---------- Fragmento ----------

No es que uno se niegue a reconocer que ha habido importantes avances en la sociedad, pero también hay que reconocer que “la violencia, el terrorismo, la droga, el deterioro ético… se han encargado de pinchar muchos globos de colores y de extender una epidemia global de desencanto. Y algo parecido nos ha pasado en la Iglesia: A la euforia conciliar ha sucedido un invierno de indiferencia creciente; tras los sueños de renovación nos encontramos con demasiada vejez y poca juventud”, sigue diciendo nuestro comentarista.

---------- Material proporcionado ----------

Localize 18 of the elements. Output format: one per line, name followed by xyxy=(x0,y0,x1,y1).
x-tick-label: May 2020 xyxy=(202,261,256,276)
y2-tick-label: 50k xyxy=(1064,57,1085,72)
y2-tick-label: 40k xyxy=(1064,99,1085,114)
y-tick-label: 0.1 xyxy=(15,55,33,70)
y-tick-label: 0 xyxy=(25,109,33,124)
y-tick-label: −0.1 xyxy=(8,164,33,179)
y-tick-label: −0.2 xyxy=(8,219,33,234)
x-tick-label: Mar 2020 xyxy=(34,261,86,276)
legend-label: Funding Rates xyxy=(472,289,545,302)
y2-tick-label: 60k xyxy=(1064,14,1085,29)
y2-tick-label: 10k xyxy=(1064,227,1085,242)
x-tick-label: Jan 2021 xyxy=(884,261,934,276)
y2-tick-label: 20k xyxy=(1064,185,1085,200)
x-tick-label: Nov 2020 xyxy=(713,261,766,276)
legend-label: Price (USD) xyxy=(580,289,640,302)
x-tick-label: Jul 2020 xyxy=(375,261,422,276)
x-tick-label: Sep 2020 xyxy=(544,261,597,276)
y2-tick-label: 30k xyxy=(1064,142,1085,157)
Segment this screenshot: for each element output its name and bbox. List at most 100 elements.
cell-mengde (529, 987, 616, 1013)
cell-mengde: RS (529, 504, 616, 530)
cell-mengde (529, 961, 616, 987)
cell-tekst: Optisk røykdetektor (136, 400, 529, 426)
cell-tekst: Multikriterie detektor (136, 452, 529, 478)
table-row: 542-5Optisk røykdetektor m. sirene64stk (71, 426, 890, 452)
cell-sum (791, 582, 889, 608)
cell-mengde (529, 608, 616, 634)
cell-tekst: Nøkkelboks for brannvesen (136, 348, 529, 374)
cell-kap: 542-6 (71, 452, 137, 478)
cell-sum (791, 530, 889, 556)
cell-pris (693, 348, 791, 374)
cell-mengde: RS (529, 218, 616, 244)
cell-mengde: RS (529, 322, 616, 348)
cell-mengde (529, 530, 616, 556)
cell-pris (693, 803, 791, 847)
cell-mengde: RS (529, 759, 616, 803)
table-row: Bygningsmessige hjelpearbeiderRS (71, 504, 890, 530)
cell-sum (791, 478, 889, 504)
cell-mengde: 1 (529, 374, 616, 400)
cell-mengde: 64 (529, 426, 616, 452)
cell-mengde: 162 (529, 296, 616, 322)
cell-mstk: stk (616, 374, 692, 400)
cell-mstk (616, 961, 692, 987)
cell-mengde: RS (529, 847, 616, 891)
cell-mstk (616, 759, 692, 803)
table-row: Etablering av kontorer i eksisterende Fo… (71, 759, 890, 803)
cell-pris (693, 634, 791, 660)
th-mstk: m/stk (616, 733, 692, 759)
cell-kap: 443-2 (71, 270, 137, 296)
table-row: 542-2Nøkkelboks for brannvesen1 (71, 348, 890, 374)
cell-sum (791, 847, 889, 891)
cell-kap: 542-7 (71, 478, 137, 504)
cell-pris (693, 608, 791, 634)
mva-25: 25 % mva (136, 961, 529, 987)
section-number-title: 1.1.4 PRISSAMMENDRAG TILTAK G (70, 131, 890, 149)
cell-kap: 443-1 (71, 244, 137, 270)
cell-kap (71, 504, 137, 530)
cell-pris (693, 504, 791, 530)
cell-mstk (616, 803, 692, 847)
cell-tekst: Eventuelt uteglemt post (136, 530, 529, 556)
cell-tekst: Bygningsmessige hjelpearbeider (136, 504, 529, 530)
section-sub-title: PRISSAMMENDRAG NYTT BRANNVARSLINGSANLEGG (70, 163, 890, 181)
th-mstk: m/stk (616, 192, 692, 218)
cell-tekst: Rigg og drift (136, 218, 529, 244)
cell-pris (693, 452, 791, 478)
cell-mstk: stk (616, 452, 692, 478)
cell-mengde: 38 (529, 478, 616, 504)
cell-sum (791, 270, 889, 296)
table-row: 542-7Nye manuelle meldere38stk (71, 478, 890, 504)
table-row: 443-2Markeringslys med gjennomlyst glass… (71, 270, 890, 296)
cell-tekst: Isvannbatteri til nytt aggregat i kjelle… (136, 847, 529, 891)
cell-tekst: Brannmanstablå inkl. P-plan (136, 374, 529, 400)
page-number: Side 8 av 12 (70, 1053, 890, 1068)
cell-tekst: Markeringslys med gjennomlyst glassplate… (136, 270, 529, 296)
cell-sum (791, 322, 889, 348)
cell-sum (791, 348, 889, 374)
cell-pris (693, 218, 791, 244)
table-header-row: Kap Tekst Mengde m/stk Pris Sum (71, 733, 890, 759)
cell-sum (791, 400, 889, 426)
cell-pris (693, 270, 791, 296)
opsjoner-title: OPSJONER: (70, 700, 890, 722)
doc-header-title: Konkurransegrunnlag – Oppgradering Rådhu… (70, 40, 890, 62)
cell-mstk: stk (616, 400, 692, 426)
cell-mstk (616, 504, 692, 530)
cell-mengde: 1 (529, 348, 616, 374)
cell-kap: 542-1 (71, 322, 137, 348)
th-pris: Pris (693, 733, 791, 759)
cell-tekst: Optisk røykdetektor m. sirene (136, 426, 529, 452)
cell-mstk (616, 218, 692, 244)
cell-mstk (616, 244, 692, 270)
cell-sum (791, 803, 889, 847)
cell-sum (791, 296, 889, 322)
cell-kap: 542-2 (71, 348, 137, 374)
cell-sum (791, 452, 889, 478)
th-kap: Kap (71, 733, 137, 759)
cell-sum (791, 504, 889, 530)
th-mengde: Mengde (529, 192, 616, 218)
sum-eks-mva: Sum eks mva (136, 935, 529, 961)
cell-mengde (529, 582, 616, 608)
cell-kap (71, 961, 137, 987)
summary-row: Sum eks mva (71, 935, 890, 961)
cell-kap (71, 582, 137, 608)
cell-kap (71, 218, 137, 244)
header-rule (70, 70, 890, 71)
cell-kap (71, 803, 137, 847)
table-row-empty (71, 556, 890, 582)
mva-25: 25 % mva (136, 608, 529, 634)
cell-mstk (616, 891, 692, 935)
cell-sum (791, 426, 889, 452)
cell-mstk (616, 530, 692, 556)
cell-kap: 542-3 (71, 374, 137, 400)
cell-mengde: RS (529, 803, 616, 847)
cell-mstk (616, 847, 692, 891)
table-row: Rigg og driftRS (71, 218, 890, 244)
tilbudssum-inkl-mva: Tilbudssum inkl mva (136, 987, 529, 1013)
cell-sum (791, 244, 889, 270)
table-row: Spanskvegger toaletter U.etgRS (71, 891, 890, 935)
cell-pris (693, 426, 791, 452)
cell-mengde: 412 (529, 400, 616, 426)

----------

:: Tareas ::
- a) Resume en menos palabras el párrafo del fragmento que empieza con «No es que uno se niegue», sin perder sus datos principales.
- b) Según el fragmento, ¿qué vino en la Iglesia después de la euforia conciliar?
- c) Copia del fragmento, sin cambiar nada, desde "No es que uno" hasta "diciendo nuestro comentarista.".

:: Respuestas ::
- a) Aunque ha habido avances importantes en la sociedad, la violencia, el terrorismo, la droga y el deterioro ético han extendido un desencanto global. En la Iglesia ha pasado algo parecido: tras la euforia conciliar vino un invierno de indiferencia creciente, y tras los sueños de renovación hay demasiada vejez y poca juventud, según el comentarista.

- b) Un invierno de indiferencia creciente.

- c)
No es que uno se niegue a reconocer que ha habido importantes avances en la sociedad, pero también hay que reconocer que “la violencia, el terrorismo, la droga, el deterioro ético… se han encargado de pinchar muchos globos de colores y de extender una epidemia global de desencanto. Y algo parecido nos ha pasado en la Iglesia: A la euforia conciliar ha sucedido un invierno de indiferencia creciente; tras los sueños de renovación nos encontramos con demasiada vejez y poca juventud”, sigue diciendo nuestro comentarista.